* **What the task asks**: Filter the entries below, keeping every line that has the word "page".

* **Extracted information**:
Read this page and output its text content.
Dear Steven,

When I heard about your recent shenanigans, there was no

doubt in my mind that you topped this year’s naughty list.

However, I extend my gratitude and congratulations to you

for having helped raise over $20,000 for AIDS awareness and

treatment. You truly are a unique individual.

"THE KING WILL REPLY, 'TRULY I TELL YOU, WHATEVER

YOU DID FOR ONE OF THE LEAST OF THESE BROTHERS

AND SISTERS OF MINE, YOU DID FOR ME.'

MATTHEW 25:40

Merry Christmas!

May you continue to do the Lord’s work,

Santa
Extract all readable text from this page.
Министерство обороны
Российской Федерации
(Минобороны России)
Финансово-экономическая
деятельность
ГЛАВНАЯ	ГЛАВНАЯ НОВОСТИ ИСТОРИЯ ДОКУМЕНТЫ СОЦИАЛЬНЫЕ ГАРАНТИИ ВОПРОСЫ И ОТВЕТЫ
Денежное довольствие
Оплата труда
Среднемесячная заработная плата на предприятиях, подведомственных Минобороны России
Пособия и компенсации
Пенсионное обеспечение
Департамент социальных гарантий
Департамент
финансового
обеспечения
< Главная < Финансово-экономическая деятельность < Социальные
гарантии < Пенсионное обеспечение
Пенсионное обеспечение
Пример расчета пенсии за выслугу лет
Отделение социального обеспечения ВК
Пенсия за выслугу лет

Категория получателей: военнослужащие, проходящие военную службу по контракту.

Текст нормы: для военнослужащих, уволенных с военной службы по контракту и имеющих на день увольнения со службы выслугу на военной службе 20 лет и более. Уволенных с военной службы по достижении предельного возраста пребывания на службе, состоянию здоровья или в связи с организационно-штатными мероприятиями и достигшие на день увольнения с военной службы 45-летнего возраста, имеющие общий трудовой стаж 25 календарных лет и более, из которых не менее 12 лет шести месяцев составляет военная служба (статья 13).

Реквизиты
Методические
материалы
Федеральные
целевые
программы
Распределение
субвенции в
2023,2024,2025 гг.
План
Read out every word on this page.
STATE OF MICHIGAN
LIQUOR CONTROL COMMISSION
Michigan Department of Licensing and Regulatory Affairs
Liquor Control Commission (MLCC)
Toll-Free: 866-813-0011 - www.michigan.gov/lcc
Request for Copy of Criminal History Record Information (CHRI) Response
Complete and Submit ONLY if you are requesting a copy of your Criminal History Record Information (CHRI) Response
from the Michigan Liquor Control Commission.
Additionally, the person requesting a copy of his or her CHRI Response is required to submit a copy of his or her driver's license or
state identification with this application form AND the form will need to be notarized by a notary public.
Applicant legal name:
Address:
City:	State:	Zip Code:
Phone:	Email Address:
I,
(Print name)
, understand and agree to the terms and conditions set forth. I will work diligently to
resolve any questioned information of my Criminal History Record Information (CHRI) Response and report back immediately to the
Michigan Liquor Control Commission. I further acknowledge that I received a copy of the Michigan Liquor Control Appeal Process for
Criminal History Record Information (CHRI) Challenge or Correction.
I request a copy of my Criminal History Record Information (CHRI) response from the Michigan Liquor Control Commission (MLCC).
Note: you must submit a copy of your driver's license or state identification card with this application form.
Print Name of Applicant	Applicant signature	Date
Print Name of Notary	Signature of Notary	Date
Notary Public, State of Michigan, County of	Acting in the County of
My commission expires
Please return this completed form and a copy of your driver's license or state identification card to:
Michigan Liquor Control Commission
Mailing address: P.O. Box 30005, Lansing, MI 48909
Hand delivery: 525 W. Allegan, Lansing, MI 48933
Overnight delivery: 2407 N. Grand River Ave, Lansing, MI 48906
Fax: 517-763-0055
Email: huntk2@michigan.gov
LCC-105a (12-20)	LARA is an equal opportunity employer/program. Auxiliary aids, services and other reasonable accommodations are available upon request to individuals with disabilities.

* **The answer**:
Read this page and output its text content.
Extract all readable text from this page.
Read out every word on this page.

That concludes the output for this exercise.